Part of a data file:
╭──

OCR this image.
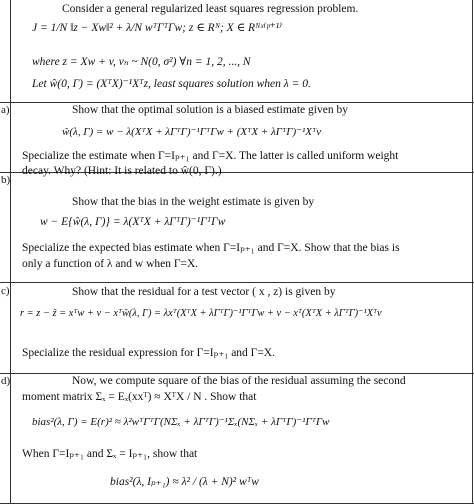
Consider a general regularized least squares regression problem.
J = 1/N ‖z − Xw‖² + λ/N wᵀΓᵀΓw; z ∈ Rᴺ; X ∈ Rᴺˣ⁽ᵖ⁺¹⁾
where z = Xw + v, vₙ ~ N(0, σ²) ∀n = 1, 2, ..., N
Let ŵ(0, Γ) = (XᵀX)⁻¹Xᵀz, least squares solution when λ = 0.
a)	Show that the optimal solution is a biased estimate given by
ŵ(λ, Γ) = w − λ(XᵀX + λΓᵀΓ)⁻¹ΓᵀΓw + (XᵀX + λΓᵀΓ)⁻¹Xᵀv
Specialize the estimate when Γ=Iₚ₊₁ and Γ=X. The latter is called uniform weight
decay. Why? (Hint: It is related to ŵ(0, Γ).)
b)
Show that the bias in the weight estimate is given by
w − E{ŵ(λ, Γ)} = λ(XᵀX + λΓᵀΓ)⁻¹ΓᵀΓw
Specialize the expected bias estimate when Γ=Iₚ₊₁ and Γ=X. Show that the bias is
only a function of λ and w when Γ=X.
c)	Show that the residual for a test vector ( x , z) is given by
r = z − ẑ = xᵀw + v − xᵀŵ(λ, Γ) = λxᵀ(XᵀX + λΓᵀΓ)⁻¹ΓᵀΓw + v − xᵀ(XᵀX + λΓᵀΓ)⁻¹Xᵀv
Specialize the residual expression for Γ=Iₚ₊₁ and Γ=X.
d)	Now, we compute square of the bias of the residual assuming the second
moment matrix Σₓ = Eₓ(xxᵀ) ≈ XᵀX / N . Show that
bias²(λ, Γ) = E(r)² ≈ λ²wᵀΓᵀΓ(NΣₓ + λΓᵀΓ)⁻¹Σₓ(NΣₓ + λΓᵀΓ)⁻¹ΓᵀΓw
When Γ=Iₚ₊₁ and Σₓ = Iₚ₊₁, show that
bias²(λ, Iₚ₊₁) ≈ λ² / (λ + N)² wᵀw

╰──

Task objective:
The listing above needs to be output again exactly. Don't include the pictures.

Answer in full:
OCR this image.
Consider a general regularized least squares regression problem.
J = 1/N ‖z − Xw‖² + λ/N wᵀΓᵀΓw; z ∈ Rᴺ; X ∈ Rᴺˣ⁽ᵖ⁺¹⁾
where z = Xw + v, vₙ ~ N(0, σ²) ∀n = 1, 2, ..., N
Let ŵ(0, Γ) = (XᵀX)⁻¹Xᵀz, least squares solution when λ = 0.
a)	Show that the optimal solution is a biased estimate given by
ŵ(λ, Γ) = w − λ(XᵀX + λΓᵀΓ)⁻¹ΓᵀΓw + (XᵀX + λΓᵀΓ)⁻¹Xᵀv
Specialize the estimate when Γ=Iₚ₊₁ and Γ=X. The latter is called uniform weight
decay. Why? (Hint: It is related to ŵ(0, Γ).)
b)
Show that the bias in the weight estimate is given by
w − E{ŵ(λ, Γ)} = λ(XᵀX + λΓᵀΓ)⁻¹ΓᵀΓw
Specialize the expected bias estimate when Γ=Iₚ₊₁ and Γ=X. Show that the bias is
only a function of λ and w when Γ=X.
c)	Show that the residual for a test vector ( x , z) is given by
r = z − ẑ = xᵀw + v − xᵀŵ(λ, Γ) = λxᵀ(XᵀX + λΓᵀΓ)⁻¹ΓᵀΓw + v − xᵀ(XᵀX + λΓᵀΓ)⁻¹Xᵀv
Specialize the residual expression for Γ=Iₚ₊₁ and Γ=X.
d)	Now, we compute square of the bias of the residual assuming the second
moment matrix Σₓ = Eₓ(xxᵀ) ≈ XᵀX / N . Show that
bias²(λ, Γ) = E(r)² ≈ λ²wᵀΓᵀΓ(NΣₓ + λΓᵀΓ)⁻¹Σₓ(NΣₓ + λΓᵀΓ)⁻¹ΓᵀΓw
When Γ=Iₚ₊₁ and Σₓ = Iₚ₊₁, show that
bias²(λ, Iₚ₊₁) ≈ λ² / (λ + N)² wᵀw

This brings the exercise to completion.